Extract to read Start Marker

Personal information
- Born: Kenichi Mineyama August 18, 1973 Minamitane, Kagoshima, Japan
- Died: July 2, 2021 (aged 47) Nagoya, Japan
- Height: 1.81 m (5 ft 11 in)
- Weight: 136 kg (300 lb)

Career
- Stable: Miyagino
- Record: 582-572-14
- Debut: March, 1989
- Highest rank: Maegashira 9 (January 2002)
- Retired: January 2008
- Elder name: See retirement
- Championships: 1 (Jonokuchi)
- Last updated: June 2020

= Kōbō Kenichi =

Sumo wrestler (1973–2021)

Kōbō Kenichi (born as Kenichi Mineyama; August 18, 1973 – July 2, 2021) was a Japanese sumo wrestler. His highest rank was maegashira 9.

==Career==
Kōbō made his professional debut in March 1989 at the age of 15. He worked his way quickly through the lowest three divisions, making his makushita debut shortly after his 18th birthday, less than three years into his career. However, he was unable to advance further for several years, reaching sekitori status only in January 1999 upon promotion to the second highest jūryō division, after nearly ten years of toiling in the lower divisions.

He reached the top makuuchi division for the first time in November 2001 but only lasted two tournaments before being demoted. He returned on two other occasions but he largely remained a veteran of the jūryō division, in which he spent 44 tournaments. For a long period he was the highest ranking wrestler in Miyagino stable, before the emergence of Hakuho, now a yokozuna. In July 2007, he fell to the unsalaried makushita division for the first time since September 2000, and he announced his retirement in December of that year.

Extract to read End Marker
Record extracts Start Marker

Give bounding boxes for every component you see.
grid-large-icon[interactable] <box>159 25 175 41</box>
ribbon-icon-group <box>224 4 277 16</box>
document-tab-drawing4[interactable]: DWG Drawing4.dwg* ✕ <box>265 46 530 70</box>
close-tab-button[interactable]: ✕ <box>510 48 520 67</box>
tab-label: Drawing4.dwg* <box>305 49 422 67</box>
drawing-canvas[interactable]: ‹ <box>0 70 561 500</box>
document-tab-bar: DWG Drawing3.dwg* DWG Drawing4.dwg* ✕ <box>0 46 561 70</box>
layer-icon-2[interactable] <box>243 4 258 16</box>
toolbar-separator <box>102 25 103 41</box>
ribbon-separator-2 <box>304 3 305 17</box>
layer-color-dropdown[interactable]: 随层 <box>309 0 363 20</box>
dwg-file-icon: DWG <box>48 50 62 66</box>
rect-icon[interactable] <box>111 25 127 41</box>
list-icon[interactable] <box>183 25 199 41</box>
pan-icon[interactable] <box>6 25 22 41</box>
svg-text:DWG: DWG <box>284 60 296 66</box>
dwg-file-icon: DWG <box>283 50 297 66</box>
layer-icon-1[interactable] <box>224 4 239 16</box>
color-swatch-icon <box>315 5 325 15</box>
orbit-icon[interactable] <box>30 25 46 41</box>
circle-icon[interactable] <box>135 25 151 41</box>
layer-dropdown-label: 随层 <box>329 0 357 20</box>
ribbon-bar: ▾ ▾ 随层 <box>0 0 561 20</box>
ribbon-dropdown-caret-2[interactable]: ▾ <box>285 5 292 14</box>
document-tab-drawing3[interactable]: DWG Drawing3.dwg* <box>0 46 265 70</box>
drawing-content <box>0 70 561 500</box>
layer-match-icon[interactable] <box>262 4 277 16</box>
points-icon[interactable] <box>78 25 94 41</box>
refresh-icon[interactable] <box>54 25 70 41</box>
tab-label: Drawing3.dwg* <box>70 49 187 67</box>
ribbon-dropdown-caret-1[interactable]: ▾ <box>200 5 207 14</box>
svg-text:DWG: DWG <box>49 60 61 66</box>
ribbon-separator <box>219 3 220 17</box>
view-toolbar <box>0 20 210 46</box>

Record extracts End Marker

**Task directions:** Please reproduce the Kōbō Kenichi text from "Personal information" up to and including "kg (300 lb)".

**Written reply:**
Personal information
- Born: Kenichi Mineyama August 18, 1973 Minamitane, Kagoshima, Japan
- Died: July 2, 2021 (aged 47) Nagoya, Japan
- Height: 1.81 m (5 ft 11 in)
- Weight: 136 kg (300 lb)